■ **Material provided**

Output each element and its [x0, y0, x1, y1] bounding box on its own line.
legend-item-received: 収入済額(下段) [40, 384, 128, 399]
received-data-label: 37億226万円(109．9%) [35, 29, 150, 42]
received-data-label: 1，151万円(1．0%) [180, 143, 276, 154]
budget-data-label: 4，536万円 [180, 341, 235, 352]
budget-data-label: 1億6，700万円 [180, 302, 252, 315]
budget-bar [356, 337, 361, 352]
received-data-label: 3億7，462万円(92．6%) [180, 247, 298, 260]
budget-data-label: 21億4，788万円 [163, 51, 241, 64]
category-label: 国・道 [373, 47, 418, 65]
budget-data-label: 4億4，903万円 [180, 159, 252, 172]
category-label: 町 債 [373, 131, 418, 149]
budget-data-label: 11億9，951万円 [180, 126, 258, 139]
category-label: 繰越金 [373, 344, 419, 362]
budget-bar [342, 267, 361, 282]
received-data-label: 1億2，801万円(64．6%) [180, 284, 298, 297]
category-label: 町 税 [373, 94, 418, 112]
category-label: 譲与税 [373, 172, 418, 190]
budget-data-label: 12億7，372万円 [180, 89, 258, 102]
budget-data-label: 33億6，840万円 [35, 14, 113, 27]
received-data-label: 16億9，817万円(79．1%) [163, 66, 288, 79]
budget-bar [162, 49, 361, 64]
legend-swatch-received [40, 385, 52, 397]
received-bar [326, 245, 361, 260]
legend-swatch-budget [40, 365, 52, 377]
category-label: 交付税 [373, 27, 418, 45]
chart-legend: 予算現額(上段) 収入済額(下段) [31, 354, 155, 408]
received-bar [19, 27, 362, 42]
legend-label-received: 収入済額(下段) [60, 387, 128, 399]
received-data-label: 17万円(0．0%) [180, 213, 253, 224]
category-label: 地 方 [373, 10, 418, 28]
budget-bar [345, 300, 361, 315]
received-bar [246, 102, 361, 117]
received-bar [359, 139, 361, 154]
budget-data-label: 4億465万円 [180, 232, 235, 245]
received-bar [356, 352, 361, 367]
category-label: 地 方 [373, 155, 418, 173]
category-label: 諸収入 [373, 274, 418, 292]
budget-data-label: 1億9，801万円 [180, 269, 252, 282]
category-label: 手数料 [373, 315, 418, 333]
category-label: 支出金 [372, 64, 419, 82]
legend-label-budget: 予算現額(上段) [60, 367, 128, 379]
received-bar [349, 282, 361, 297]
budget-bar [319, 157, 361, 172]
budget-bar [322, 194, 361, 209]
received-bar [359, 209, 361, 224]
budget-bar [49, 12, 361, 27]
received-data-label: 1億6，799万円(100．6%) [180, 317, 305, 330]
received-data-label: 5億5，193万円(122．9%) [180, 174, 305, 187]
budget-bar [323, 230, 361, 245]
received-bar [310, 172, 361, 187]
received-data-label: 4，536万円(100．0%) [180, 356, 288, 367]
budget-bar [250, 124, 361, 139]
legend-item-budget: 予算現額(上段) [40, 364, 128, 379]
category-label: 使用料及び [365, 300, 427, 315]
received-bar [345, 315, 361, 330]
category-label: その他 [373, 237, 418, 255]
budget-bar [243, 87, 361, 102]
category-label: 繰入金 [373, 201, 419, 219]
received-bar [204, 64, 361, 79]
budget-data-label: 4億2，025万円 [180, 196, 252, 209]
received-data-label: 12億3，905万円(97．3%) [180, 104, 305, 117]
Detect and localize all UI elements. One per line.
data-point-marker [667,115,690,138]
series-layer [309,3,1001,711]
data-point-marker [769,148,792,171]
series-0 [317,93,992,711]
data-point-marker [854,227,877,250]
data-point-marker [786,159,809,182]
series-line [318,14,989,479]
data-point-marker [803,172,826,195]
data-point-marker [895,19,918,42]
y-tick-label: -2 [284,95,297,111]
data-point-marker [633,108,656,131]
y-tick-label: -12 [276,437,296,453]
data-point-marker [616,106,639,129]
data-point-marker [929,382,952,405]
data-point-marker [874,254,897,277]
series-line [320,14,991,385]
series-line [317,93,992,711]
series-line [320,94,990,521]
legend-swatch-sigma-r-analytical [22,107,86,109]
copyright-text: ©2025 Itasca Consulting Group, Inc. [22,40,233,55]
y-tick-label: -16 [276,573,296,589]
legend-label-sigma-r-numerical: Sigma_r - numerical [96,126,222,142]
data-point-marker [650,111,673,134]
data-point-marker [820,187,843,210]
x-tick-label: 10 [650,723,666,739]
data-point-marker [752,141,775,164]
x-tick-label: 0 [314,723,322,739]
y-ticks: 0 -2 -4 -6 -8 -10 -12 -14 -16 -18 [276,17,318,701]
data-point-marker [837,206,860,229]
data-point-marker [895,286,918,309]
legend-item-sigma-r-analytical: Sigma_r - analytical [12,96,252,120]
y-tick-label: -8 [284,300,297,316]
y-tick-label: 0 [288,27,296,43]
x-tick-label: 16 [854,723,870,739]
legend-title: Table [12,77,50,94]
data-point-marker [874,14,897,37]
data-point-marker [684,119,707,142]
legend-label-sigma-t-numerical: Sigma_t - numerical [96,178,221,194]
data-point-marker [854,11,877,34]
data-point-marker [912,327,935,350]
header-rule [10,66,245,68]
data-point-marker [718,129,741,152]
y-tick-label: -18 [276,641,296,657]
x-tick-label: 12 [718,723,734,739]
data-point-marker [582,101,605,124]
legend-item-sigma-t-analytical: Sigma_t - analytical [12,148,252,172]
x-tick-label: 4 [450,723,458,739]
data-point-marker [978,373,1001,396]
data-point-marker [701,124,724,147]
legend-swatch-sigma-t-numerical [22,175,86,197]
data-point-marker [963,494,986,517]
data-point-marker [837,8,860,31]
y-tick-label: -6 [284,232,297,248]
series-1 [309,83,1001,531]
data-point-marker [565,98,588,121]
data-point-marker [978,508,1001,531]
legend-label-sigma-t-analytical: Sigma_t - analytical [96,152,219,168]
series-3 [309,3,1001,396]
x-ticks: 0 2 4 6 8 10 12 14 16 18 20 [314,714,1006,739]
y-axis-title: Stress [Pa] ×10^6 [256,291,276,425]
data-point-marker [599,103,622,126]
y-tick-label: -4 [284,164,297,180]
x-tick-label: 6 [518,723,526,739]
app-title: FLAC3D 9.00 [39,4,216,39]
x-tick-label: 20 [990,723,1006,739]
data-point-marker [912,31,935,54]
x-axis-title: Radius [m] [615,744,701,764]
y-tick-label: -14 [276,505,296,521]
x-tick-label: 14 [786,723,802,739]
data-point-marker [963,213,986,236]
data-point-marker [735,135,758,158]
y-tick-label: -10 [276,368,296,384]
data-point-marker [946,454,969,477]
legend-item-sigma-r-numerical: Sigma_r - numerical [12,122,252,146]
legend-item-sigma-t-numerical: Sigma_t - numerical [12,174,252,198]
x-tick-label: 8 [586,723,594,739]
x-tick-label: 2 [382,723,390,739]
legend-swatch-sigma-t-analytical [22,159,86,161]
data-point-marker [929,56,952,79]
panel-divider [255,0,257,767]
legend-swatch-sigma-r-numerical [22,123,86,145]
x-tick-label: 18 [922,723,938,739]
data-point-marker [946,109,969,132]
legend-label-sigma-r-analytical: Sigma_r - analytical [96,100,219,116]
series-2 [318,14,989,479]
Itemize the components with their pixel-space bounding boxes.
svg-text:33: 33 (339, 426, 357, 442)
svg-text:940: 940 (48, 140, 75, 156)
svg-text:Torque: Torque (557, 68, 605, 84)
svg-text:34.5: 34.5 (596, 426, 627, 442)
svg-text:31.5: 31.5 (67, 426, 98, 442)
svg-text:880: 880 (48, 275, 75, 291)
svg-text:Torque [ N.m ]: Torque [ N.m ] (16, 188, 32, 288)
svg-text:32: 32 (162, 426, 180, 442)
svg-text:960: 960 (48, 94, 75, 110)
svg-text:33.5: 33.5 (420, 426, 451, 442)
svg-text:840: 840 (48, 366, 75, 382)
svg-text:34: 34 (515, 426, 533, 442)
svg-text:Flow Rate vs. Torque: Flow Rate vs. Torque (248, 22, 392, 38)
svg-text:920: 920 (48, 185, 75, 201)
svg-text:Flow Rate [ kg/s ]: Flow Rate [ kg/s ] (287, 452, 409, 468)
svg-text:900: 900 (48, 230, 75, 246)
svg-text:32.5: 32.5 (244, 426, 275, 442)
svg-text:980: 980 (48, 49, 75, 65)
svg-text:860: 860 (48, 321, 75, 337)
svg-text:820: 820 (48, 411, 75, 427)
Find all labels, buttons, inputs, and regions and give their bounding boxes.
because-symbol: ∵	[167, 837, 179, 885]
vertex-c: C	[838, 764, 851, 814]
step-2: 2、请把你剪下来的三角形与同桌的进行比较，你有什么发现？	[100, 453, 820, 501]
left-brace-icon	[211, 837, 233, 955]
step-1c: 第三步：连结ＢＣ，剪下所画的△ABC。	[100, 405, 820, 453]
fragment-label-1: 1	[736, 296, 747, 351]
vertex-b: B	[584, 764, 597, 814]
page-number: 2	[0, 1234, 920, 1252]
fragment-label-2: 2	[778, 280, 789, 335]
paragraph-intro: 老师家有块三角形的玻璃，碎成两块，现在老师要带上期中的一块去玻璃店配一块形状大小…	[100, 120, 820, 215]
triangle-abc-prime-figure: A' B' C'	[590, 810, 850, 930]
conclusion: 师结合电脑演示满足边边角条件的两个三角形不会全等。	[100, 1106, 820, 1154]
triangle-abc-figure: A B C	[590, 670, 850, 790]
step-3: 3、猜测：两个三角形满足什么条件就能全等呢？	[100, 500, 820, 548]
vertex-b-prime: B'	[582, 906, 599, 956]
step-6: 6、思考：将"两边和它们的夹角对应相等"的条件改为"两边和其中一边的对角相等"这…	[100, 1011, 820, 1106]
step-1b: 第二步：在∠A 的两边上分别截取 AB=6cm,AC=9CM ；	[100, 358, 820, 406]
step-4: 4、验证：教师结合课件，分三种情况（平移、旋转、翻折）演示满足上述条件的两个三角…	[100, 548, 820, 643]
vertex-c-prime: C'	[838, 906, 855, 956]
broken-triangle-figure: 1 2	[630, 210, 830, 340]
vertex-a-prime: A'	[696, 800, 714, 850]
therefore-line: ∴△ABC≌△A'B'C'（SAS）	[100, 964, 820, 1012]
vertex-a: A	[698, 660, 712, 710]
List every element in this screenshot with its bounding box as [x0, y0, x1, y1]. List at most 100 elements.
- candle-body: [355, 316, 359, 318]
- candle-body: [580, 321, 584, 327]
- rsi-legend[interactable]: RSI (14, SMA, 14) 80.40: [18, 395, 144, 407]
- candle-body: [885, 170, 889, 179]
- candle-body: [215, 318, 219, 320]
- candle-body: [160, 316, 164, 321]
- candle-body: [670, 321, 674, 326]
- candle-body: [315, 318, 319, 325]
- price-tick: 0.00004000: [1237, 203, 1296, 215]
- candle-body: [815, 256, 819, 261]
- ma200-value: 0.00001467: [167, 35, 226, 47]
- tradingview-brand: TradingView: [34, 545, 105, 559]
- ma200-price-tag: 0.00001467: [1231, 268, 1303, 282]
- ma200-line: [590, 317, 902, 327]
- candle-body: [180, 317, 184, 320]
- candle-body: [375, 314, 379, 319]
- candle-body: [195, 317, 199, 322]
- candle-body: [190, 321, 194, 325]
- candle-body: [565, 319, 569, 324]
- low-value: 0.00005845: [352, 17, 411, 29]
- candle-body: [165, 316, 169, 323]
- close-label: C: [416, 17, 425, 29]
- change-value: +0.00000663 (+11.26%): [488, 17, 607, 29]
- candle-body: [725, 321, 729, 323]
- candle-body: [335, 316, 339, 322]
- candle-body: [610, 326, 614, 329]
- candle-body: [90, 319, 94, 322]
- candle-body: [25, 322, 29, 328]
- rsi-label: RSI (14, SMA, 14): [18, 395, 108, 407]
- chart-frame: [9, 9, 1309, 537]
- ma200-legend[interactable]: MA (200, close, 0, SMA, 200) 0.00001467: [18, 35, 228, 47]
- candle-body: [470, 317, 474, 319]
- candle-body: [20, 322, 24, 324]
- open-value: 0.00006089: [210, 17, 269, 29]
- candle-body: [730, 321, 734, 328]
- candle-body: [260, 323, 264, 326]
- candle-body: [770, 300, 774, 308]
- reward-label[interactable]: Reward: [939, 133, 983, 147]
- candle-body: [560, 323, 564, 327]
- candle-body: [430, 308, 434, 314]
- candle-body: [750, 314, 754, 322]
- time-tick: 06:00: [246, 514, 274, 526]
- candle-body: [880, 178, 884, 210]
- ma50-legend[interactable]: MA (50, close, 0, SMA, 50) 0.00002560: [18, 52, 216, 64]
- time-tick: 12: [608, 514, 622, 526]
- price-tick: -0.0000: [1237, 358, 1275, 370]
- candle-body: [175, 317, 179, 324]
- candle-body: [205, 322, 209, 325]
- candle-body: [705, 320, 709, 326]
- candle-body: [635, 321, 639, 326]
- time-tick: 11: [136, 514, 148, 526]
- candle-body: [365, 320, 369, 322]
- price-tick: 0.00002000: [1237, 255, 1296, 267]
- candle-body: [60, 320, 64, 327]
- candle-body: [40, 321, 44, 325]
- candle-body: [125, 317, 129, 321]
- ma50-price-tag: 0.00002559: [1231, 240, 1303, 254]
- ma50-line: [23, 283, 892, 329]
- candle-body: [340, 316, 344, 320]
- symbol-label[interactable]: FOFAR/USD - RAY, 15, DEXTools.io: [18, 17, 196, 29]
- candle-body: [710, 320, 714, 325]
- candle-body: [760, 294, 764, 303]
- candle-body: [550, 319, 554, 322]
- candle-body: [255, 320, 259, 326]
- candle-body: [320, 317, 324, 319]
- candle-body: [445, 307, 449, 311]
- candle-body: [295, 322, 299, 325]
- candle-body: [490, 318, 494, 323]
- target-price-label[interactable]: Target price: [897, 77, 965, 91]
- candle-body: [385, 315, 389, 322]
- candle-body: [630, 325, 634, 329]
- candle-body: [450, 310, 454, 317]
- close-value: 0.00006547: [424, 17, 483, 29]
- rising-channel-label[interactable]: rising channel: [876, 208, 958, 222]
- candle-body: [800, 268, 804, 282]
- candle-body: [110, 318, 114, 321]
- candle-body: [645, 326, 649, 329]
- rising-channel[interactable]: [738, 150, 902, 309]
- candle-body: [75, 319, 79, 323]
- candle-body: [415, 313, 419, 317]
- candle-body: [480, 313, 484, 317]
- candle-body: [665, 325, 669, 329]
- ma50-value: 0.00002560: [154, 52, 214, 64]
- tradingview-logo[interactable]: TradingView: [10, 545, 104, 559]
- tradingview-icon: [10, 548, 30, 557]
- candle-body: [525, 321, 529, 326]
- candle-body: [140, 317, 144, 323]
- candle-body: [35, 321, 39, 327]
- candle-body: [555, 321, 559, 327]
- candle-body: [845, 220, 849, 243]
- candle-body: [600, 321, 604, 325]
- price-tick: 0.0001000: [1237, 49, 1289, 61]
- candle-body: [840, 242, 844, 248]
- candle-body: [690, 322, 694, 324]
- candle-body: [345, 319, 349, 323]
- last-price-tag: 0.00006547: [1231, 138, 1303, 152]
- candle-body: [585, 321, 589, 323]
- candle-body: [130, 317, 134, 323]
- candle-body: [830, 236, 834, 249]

■ **Task details**
Starting at the beginning of the records and ending at the line that contains "category-label: 国・道 [373, 47, 418, 65]", write those lines out again with "budget-data-label" replaced by "budget-value-label" and everything else unchanged.

■ **Exercise response**
Output each element and its [x0, y0, x1, y1] bounding box on its own line.
legend-item-received: 収入済額(下段) [40, 384, 128, 399]
received-data-label: 37億226万円(109．9%) [35, 29, 150, 42]
received-data-label: 1，151万円(1．0%) [180, 143, 276, 154]
budget-value-label: 4，536万円 [180, 341, 235, 352]
budget-value-label: 1億6，700万円 [180, 302, 252, 315]
budget-bar [356, 337, 361, 352]
received-data-label: 3億7，462万円(92．6%) [180, 247, 298, 260]
budget-value-label: 21億4，788万円 [163, 51, 241, 64]
category-label: 国・道 [373, 47, 418, 65]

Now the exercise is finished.